* start Selected excerpt *
"The
"sixties" were born on Feb. 1, 1960 when four African American
college students staged the first sit-in at a segregated lunch counter in
Greensboro, N.C. Since then, the mythology of the '60s has dominated the
idea of youthful activism," NY Times, January 31, 2010, By Andrew B.
Lewis
"Of the
three big events of the early civil rights movement -- the 1954 Brown vs.
Board of Education decision, the 1955-56 Montgomery bus boycott and the
sit-ins -- the sit-ins have always been the least understood and, yet, the
most important for today's young activists," NY Times, January 31,
2010, By Andrew B. Lewis
"I
lived with my grandfather in the Warnersville section of Greensboro, N.C.
Most days, I walked from my grandfather's home to the campus. I walked by
that F.W. Woolworth many times wishing that I could stop in for something
to eat or a cool drink. But I could not, and unlike the "Greensboro
Four," I had neither the thought nor the courage to challenge its
practice of racial segregation by sitting in ....I am a native of
Greensboro. Each Feb. 1, I hope all Americans will join me and say, "Because
the Greensboro Four sat in, we are able to stand tall as
Americans."- USA TODAY,Gilbert H. Caldwell - Asbury Park, N.J.
* end Selected excerpt *
* start Material *
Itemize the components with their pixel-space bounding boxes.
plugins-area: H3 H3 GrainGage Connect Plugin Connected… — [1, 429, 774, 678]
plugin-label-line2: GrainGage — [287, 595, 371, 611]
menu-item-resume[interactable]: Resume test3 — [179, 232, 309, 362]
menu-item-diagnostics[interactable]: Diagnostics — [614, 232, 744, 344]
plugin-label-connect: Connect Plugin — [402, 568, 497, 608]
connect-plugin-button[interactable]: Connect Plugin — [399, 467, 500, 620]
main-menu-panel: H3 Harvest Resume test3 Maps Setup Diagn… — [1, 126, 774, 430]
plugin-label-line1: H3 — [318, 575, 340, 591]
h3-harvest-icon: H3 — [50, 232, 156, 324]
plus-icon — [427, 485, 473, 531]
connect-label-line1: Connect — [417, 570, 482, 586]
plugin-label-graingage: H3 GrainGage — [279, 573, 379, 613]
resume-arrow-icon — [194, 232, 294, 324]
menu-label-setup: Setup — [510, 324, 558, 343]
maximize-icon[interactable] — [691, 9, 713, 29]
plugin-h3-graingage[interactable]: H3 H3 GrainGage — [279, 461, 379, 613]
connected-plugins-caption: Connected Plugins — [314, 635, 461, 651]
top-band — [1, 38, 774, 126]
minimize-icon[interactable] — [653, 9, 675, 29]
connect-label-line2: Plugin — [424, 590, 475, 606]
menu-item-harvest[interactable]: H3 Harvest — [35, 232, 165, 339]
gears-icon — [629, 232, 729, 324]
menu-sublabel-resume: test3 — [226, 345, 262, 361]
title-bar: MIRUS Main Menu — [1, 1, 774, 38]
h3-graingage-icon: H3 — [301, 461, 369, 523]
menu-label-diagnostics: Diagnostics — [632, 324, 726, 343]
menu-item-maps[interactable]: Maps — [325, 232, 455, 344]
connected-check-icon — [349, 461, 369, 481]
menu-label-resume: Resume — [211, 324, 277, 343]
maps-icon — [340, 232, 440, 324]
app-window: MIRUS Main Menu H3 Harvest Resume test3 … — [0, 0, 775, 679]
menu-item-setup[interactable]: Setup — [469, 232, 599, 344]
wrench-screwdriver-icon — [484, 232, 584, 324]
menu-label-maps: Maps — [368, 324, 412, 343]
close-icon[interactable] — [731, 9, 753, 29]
* end Material *
*Work to be completed*.
Please quote the passage on the Greensboro sit-ins in full, word for word. The records are separate material and have no connection to the passage on the Greensboro sit-ins.

*Solved problem*.
"The
"sixties" were born on Feb. 1, 1960 when four African American
college students staged the first sit-in at a segregated lunch counter in
Greensboro, N.C. Since then, the mythology of the '60s has dominated the
idea of youthful activism," NY Times, January 31, 2010, By Andrew B.
Lewis
"Of the
three big events of the early civil rights movement -- the 1954 Brown vs.
Board of Education decision, the 1955-56 Montgomery bus boycott and the
sit-ins -- the sit-ins have always been the least understood and, yet, the
most important for today's young activists," NY Times, January 31,
2010, By Andrew B. Lewis
"I
lived with my grandfather in the Warnersville section of Greensboro, N.C.
Most days, I walked from my grandfather's home to the campus. I walked by
that F.W. Woolworth many times wishing that I could stop in for something
to eat or a cool drink. But I could not, and unlike the "Greensboro
Four," I had neither the thought nor the courage to challenge its
practice of racial segregation by sitting in ....I am a native of
Greensboro. Each Feb. 1, I hope all Americans will join me and say, "Because
the Greensboro Four sat in, we are able to stand tall as
Americans."- USA TODAY,Gilbert H. Caldwell - Asbury Park, N.J.